Tasks and exercises:
1. How would you translate this sentence from the Le Tour du monde article into Spanish: "Each edition was at least 16 pages, illustrated with engravings in black and white."
2. Can you echo the passage of the Le Tour du monde article between "Another feature was" and "and his companions.", inclusive?
3. Which subjects are given for the numbered editions in the Le Tour du monde article's list of the first issues? Give each with its edition number or numbers.

Le Tour du monde
- A cover page from 1862 – Volume 5
- Categories: Travel
- Frequency: Weekly
- Founder: Édouard Charton
- Founded: 1860
- Final issue: 1914
- Country: France
- Based in: Paris
- Language: French

= Le Tour du Monde =

French weekly travel journal published 1860–1914

Le Tour du monde, nouveau journal des voyages (/fr/) was a French weekly travel journal first published in January 1860. It also bore the name of Le Tour du monde, journal des voyages et des voyageurs (1895–1914).

== History ==
Le Tour du monde (Around the world) was created in January 1860 by Édouard Charton, designer of Le Magasin pittoresque, under the aegis of the Librairie Hachette : every six months, the weekly booklets sold through the network of railway stations, gathered in one volume, which was offered in bookstore.
A second series was inaugurated in 1895 under the title Le Tour du monde, journal des voyages et des voyageurs (Around the World, newspaper travel and travelers): much more modern, it reproduced photographic images, rather than engravings.

This weekly was aimed at a popular readership and spent its content on travel and exploration. It described in detail most of the great expeditions which marked the end of the 19th century; and early 20th, the last great period of exploration of the world by Western travelers. Fifty years span from discovering the source of the Nile in the early 1860s, to conquering the South Pole in late 1911.
The magazine combined text and illustrations in the early woodcuts, which were gradually replaced by reproductions of photographs at the end of the 19th century.
After July 1914, it ceased publication.

In February 1930, the title was bought by Lectures pour tous.

=== The first 52 issues ===
Each edition was at least 16 pages, illustrated with engravings in black and white. On the cover would be found a single engraving under the header that blocked half the page above twin columns of print, sometimes the entire page. Inside, besides half-page prints, there were three full page prints. Text was carried on two columns.
Another feature was the publication of the same travelogue in installments over 2 or 3 numbers (hence the discrepancy between editions and numbers).

- Edition No. 1 – Traveler's Death of Adolf Schlagintweit in Turkestan (1857). 16 pages.
- Edition No. 2 – Sir John Franklin and his companions.
- Edition No. 3 – Circumnavigation by the Austrian frigate the Novara (1857–1859).
- Edition No. 4 – The Cochinchina in 1859 – notes from an unpublished correspondence.
- Edition Nos. 5 and 6 – Trip to Albania and Montenegro (1858) by G. Lejean. 32 pages.
- Edition No. 7 – The Amur river – exploration of the river from its source to its mouth.

Available data:

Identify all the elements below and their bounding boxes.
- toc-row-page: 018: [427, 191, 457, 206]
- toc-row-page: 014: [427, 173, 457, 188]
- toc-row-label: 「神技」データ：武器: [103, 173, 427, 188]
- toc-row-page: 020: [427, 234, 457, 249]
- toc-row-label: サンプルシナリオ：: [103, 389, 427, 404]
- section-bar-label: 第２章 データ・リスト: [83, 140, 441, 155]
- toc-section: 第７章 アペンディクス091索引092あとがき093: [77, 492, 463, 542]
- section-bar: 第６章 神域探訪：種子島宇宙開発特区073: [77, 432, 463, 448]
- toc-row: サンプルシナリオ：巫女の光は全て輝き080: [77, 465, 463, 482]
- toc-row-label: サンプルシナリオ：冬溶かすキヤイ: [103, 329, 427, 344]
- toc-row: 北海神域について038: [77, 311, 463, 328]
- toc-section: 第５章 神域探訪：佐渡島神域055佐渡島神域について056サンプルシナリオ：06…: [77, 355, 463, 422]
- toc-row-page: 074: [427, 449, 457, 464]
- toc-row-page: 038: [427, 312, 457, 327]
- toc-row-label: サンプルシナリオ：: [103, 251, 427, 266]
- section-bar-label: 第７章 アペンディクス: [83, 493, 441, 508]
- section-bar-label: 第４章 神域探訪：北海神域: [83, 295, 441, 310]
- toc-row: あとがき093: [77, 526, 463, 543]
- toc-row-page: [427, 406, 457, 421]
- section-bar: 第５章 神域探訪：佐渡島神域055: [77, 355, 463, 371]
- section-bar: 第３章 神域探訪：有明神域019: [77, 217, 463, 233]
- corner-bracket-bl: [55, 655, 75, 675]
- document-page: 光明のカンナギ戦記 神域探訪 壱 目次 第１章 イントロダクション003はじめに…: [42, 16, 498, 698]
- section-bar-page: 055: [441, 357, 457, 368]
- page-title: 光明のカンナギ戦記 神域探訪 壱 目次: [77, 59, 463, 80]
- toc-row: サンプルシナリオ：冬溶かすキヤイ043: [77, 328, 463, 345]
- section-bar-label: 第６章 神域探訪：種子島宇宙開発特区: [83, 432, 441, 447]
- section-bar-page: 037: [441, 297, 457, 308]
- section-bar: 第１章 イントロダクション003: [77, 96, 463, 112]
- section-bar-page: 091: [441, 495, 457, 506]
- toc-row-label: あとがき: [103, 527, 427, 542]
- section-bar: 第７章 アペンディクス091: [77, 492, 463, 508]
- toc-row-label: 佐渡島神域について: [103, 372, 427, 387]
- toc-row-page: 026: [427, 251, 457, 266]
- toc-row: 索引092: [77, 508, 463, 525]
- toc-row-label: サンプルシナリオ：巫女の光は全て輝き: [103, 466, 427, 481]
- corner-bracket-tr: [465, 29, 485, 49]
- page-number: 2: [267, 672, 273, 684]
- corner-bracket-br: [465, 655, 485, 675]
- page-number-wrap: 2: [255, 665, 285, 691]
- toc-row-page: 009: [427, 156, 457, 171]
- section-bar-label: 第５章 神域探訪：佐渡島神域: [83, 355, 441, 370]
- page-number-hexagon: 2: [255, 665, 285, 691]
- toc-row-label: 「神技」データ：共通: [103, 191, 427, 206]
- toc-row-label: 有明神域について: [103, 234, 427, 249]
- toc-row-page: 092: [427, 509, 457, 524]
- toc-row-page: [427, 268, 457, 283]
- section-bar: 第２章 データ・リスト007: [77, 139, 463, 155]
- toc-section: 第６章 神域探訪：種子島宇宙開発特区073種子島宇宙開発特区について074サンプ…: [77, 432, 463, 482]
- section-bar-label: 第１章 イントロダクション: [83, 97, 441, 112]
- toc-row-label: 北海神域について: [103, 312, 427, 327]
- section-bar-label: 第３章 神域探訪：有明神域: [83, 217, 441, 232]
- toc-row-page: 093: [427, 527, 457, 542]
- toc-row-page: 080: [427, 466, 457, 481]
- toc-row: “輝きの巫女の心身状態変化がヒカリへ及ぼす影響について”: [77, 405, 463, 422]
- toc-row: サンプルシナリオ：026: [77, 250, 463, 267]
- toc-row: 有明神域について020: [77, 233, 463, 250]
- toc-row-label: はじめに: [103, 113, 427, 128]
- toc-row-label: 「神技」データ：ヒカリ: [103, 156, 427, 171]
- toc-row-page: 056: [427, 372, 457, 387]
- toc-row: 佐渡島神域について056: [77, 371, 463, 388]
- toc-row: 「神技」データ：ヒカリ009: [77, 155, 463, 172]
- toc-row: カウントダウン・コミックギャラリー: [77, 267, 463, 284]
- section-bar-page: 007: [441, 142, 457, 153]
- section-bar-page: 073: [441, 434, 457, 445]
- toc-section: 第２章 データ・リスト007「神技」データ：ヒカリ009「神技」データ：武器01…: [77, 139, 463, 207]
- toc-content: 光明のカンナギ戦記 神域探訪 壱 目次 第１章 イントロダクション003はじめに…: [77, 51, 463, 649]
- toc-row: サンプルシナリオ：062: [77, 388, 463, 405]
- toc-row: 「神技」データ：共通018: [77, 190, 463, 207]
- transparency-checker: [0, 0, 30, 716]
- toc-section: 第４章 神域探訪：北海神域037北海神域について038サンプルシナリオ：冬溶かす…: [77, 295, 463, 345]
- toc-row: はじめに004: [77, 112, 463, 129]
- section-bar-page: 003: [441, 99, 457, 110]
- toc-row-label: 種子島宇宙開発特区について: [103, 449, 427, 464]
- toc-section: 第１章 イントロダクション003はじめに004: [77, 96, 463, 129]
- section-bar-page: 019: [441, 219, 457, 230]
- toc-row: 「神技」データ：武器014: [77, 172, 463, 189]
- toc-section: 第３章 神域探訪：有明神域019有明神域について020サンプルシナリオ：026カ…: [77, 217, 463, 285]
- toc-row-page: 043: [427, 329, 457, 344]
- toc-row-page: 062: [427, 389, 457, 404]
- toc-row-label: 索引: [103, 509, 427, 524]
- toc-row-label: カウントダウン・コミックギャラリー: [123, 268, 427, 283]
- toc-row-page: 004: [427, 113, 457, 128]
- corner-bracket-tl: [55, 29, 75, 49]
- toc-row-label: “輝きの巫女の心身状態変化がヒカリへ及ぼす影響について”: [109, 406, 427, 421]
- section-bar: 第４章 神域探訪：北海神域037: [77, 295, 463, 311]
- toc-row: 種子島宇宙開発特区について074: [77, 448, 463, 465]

Written responses:
1. Cada edición tenía al menos 16 páginas, ilustradas con grabados en blanco y negro.

2.
Another feature was the publication of the same travelogue in installments over 2 or 3 numbers (hence the discrepancy between editions and numbers).

- Edition No. 1 – Traveler's Death of Adolf Schlagintweit in Turkestan (1857). 16 pages.
- Edition No. 2 – Sir John Franklin and his companions.

3.
- No. 1: Traveler's Death of Adolf Schlagintweit in Turkestan (1857)
- No. 2: Sir John Franklin and his companions
- No. 3: Circumnavigation by the Austrian frigate the Novara (1857–1859)
- No. 4: The Cochinchina in 1859, notes from an unpublished correspondence
- Nos. 5 and 6: Trip to Albania and Montenegro (1858) by G. Lejean
- No. 7: The Amur river, exploration of the river from its source to its mouth